◆ **Jobs**
**a.** Write out word for word the stretch of the passage on gender and leadership from "Interest in gender" through "by Margaret Fenn.".
**b.** According to the passage on gender and leadership, when did interest in gender and leadership start in the United States?
**c.** Name every country the passage on gender and leadership gives as a place where women have been elected prime minister.

◆ **Given text**
=======

The term "leaders" refers to persons holding formal positions of leadership in complex organizations in industry, government, education, politics, the arts, sciences, and professions. Historically, gender precluded most females from becoming leaders in such organizations; as a result, the assumption that males were better suited than females for leadership roles was, until recently, rarely questioned. Since the early 1970s, the foundation of that assumption has been shaken by the large number of women who, according to Bass and Stogdill's Handbook of Leadership, have (1) been elected prime minister (in Britain, Canada, India, Pakistan, the Philippines, Norway, Sri Lanka, etc.) and to other high government offices; (2) been elevated to managerial positions in business organizations; and (3) earned master of business administration (MBA) degrees. In addition, the assumption that leaders are to be men has come under scrutiny by a growing body of scholarly writing on the subject of gender and leadership.
Interest in gender and leadership started in the United States in the early 1970s, when women slowly began to seek and gain entry into management. Two types of literature sought to aid women's advancement. Practical, "how to" advice books warned that the predominantly male corporate world was, for women, akin to foreign, hostile, enemy territory: to be successful, women needed to learn and adapt themselves to the local language, dress, and customs. This theme is reflected in titles such as The Managerial Woman: The Survival Manual for Women in Business, by Margaret Hennig and Anne Jardim; Games Mother Never Taught You, by Betty L. Harragan; and Making It in Management: A Behavioral Approach for Women Executives, by Margaret Fenn.
The other body of literature—more academic in its content and research—provided the rationale for eliminating barriers (such as discriminatory policies) to women's progress in organizations and management. It argued that differences between women's and men's ability to carry out responsible jobs are minimal, once women attain the appropriate job qualifications. Women, thus, deserved equal opportunity in early childhood as well as higher education, and equal access to all types of job training and development. Women would then be able to compete with men for leadership positions and other jobs.

=======

◆ **Bounding box annotations**
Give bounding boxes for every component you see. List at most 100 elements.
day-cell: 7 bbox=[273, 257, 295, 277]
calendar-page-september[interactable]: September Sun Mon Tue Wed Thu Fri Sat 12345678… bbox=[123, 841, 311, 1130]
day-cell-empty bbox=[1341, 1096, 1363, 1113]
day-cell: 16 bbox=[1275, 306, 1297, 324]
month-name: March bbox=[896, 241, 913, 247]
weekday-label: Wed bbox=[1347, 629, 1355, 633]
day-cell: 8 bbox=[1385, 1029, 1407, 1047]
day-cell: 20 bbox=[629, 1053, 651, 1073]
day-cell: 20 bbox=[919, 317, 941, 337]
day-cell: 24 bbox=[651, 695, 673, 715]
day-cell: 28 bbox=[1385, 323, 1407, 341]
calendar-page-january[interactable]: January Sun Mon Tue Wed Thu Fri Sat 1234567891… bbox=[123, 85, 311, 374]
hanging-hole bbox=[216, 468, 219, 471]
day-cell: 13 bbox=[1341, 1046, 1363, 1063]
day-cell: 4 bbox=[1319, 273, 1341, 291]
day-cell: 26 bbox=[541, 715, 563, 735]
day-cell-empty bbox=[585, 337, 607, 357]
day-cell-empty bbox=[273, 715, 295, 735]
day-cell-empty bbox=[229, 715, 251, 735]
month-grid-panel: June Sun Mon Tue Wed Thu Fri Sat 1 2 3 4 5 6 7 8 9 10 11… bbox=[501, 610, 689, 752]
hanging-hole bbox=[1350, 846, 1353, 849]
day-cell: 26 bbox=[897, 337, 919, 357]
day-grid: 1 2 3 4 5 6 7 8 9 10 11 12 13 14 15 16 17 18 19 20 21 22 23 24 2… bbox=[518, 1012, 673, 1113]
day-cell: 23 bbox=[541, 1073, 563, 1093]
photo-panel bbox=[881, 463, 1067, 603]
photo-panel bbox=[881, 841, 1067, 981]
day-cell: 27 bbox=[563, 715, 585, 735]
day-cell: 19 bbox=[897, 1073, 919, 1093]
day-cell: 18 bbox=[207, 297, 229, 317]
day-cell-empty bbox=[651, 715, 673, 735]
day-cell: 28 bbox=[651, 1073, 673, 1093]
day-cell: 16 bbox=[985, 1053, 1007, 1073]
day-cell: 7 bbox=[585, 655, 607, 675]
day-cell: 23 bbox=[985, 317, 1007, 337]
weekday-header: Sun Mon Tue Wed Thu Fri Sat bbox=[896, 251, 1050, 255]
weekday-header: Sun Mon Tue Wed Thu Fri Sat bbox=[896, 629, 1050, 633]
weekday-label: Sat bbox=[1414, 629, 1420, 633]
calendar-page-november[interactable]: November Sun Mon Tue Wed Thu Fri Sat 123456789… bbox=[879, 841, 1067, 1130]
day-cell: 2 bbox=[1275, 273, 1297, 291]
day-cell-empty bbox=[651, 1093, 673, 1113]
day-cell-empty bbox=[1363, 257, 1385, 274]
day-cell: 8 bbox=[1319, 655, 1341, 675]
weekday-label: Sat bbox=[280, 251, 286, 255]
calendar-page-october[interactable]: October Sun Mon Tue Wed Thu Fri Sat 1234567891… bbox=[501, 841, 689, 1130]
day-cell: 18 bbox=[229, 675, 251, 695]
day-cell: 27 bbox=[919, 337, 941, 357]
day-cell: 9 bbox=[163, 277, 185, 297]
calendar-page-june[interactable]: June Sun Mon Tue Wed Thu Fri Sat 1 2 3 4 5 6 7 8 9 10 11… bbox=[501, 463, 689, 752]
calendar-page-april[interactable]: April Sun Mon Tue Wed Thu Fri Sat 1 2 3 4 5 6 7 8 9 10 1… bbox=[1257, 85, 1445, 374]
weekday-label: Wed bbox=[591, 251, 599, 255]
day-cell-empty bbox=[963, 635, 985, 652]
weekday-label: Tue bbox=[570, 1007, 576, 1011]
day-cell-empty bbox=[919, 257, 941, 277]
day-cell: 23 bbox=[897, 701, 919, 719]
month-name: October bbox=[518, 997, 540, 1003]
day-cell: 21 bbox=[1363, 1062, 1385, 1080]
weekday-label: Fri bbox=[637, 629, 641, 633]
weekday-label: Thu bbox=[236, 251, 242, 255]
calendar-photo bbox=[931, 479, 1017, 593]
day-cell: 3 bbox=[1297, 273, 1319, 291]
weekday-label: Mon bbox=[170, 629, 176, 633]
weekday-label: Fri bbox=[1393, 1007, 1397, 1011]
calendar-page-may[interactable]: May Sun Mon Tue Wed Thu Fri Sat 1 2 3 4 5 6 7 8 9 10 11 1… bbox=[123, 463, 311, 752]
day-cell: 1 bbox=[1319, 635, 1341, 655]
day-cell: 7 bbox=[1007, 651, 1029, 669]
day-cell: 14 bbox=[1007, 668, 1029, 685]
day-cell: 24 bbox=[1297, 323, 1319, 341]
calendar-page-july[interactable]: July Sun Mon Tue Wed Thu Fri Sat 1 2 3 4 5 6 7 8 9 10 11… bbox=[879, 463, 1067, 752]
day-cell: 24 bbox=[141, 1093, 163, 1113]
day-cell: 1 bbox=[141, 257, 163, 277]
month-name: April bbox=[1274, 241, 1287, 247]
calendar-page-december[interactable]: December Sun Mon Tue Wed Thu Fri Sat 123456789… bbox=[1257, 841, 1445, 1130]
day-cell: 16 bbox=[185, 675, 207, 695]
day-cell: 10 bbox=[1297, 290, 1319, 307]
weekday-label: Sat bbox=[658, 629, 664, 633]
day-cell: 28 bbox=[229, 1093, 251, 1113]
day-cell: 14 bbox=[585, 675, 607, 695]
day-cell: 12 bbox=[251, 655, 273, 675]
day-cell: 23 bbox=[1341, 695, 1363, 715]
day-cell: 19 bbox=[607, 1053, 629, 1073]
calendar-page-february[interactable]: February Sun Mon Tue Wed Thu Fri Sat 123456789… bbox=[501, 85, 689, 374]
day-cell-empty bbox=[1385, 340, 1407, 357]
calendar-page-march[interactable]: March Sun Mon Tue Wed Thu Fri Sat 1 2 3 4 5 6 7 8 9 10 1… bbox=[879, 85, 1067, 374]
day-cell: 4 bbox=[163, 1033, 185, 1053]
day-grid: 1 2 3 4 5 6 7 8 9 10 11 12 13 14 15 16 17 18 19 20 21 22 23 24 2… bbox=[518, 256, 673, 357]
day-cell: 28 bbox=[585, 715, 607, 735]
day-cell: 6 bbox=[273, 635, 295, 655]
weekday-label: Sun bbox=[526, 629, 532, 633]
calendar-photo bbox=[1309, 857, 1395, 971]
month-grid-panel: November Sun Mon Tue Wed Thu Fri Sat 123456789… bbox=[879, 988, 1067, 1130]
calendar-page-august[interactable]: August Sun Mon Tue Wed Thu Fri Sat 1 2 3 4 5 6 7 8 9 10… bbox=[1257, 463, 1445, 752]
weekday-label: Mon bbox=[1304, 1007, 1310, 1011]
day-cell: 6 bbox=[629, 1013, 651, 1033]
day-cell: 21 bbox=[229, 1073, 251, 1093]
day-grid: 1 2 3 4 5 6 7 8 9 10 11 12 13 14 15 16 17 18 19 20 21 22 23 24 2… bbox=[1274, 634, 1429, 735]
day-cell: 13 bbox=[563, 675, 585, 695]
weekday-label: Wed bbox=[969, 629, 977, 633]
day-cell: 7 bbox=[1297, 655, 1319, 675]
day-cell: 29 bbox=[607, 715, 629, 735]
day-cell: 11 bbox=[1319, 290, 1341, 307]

=======

◆ **Answers provided**
**a.**
Interest in gender and leadership started in the United States in the early 1970s, when women slowly began to seek and gain entry into management. Two types of literature sought to aid women's advancement. Practical, "how to" advice books warned that the predominantly male corporate world was, for women, akin to foreign, hostile, enemy territory: to be successful, women needed to learn and adapt themselves to the local language, dress, and customs. This theme is reflected in titles such as The Managerial Woman: The Survival Manual for Women in Business, by Margaret Hennig and Anne Jardim; Games Mother Never Taught You, by Betty L. Harragan; and Making It in Management: A Behavioral Approach for Women Executives, by Margaret Fenn.

**b.** It started in the early 1970s.

**c.** Britain, Canada, India, Pakistan, the Philippines, Norway, Sri Lanka